■ Text under study ■
----------------
131 Chrome Extensions Used to Spam WhatsApp Users in Brazil

131 Chrome Extensions Used to Spam WhatsApp Users in Brazil

Researchers have identified 131 extensions in the official Chrome Web Store that automate actions on WhatsApp Web and were used to send mass spam to Brazilian users. The cluster shares a single codebase, identical design patterns, and common infrastructure, and it currently accounts for roughly 20,905 active users, according to analysts at security firm Socket.

One codebase, many clones

Socket’s analysis shows the extensions are essentially clones: same scripts, same backend, same messaging workflow. Although they appear under different names and logos, most are published by developer accounts using the labels WL Extensão and WLExtensao. Researchers observed uploads and updates to the extensions as recently as October 17, 2025, and estimate the campaign has been active for at least nine months.

“This is not classic malware; it is high-risk spam automation that violates platform policies,” says Kirill Boychenko, a Socket specialist. “The code is injected directly into the WhatsApp Web page, operating alongside WhatsApp’s own scripts, and automates mass messaging and scheduling in a way that bypasses anti-spam protections.”

How the abuse works

The extensions inject JavaScript into web.whatsapp.com, automating tasks that normally require user interaction: composing messages, scheduling sends, and batching contacts. By mimicking legitimate client-side behavior and doing much of the work inside the user’s browser, the extensions attempt to circumvent WhatsApp’s built-in rate limits and anti-spam measures. The result: large-scale unsolicited message campaigns that appear to originate from valid user sessions.

A franchised operation and a white-label offer

Although names and icons vary, researchers link the proliferation to an apparent franchising model built on an original product, ZapVende, developed by DBX Tecnologia. ZapVende is advertised as a CRM-style tool for WhatsApp Web — “message automation, bulk messaging, a visual sales funnel,” the store listings promise — and DBX reportedly markets a white-label reseller program.

Socket found marketing material that positions the product for resellers: operators are offered the ability to rebrand the extension and sell it under new names, while DBX allegedly advertises potential monthly returns between 30,000 and 84,000 BRL (≈ $5,550–$15,540 USD) for an initial investment of 12,000 BRL (≈ $2,220 USD). Researchers also discovered YouTube videos from DBX that explain methods to bypass WhatsApp’s anti-spam controls.

Spam at scale, policies ignored

Socket emphasizes that the extensions violate Chrome Web Store rules on spam and abusive behavior — for example, the store forbids publishing multiple extensions with duplicative functionality. Yet the ecosystem persists because of the clone-and-republish approach and the commercial incentives for resellers.
----------------
■ Work order A ■
Decide whether each statement agrees with the article on the Chrome extensions, answering yes or no and quoting the words of the article that settle it. (i) Most of the extensions are published by developer accounts labeled WL Extensão and WLExtensao. (ii) The extensions are described as classic malware. (iii) DBX advertises an initial investment of 30,000 BRL.
■ Work order B ■
Reproduce the stretch of the Chrome extensions article from "Although names and" through "WhatsApp’s anti-spam controls.".

■ Data for review ■
----------------
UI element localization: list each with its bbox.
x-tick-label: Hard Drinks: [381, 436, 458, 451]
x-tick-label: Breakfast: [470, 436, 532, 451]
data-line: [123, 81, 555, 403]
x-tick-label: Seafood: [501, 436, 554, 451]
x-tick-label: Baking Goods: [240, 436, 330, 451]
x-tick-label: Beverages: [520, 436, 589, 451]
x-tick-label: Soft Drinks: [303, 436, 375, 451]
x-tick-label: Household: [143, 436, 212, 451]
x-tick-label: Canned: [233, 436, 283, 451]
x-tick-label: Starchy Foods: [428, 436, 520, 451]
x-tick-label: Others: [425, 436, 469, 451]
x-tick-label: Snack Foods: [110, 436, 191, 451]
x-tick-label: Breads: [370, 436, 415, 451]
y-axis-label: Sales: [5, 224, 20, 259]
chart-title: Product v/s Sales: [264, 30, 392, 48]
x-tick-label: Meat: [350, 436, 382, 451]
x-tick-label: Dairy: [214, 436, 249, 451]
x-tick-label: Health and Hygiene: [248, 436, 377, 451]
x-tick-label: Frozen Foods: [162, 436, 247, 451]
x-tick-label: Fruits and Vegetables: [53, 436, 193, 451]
----------------
■ Task answer A ■
(i) Yes: "most are published by developer accounts using the labels WL Extensão and WLExtensao"
(ii) No: "This is not classic malware; it is high-risk spam automation that violates platform policies"
(iii) No: "for an initial investment of 12,000 BRL (≈ $2,220 USD)"

■ Task answer B ■
Although names and icons vary, researchers link the proliferation to an apparent franchising model built on an original product, ZapVende, developed by DBX Tecnologia. ZapVende is advertised as a CRM-style tool for WhatsApp Web — “message automation, bulk messaging, a visual sales funnel,” the store listings promise — and DBX reportedly markets a white-label reseller program.

Socket found marketing material that positions the product for resellers: operators are offered the ability to rebrand the extension and sell it under new names, while DBX allegedly advertises potential monthly returns between 30,000 and 84,000 BRL (≈ $5,550–$15,540 USD) for an initial investment of 12,000 BRL (≈ $2,220 USD). Researchers also discovered YouTube videos from DBX that explain methods to bypass WhatsApp’s anti-spam controls.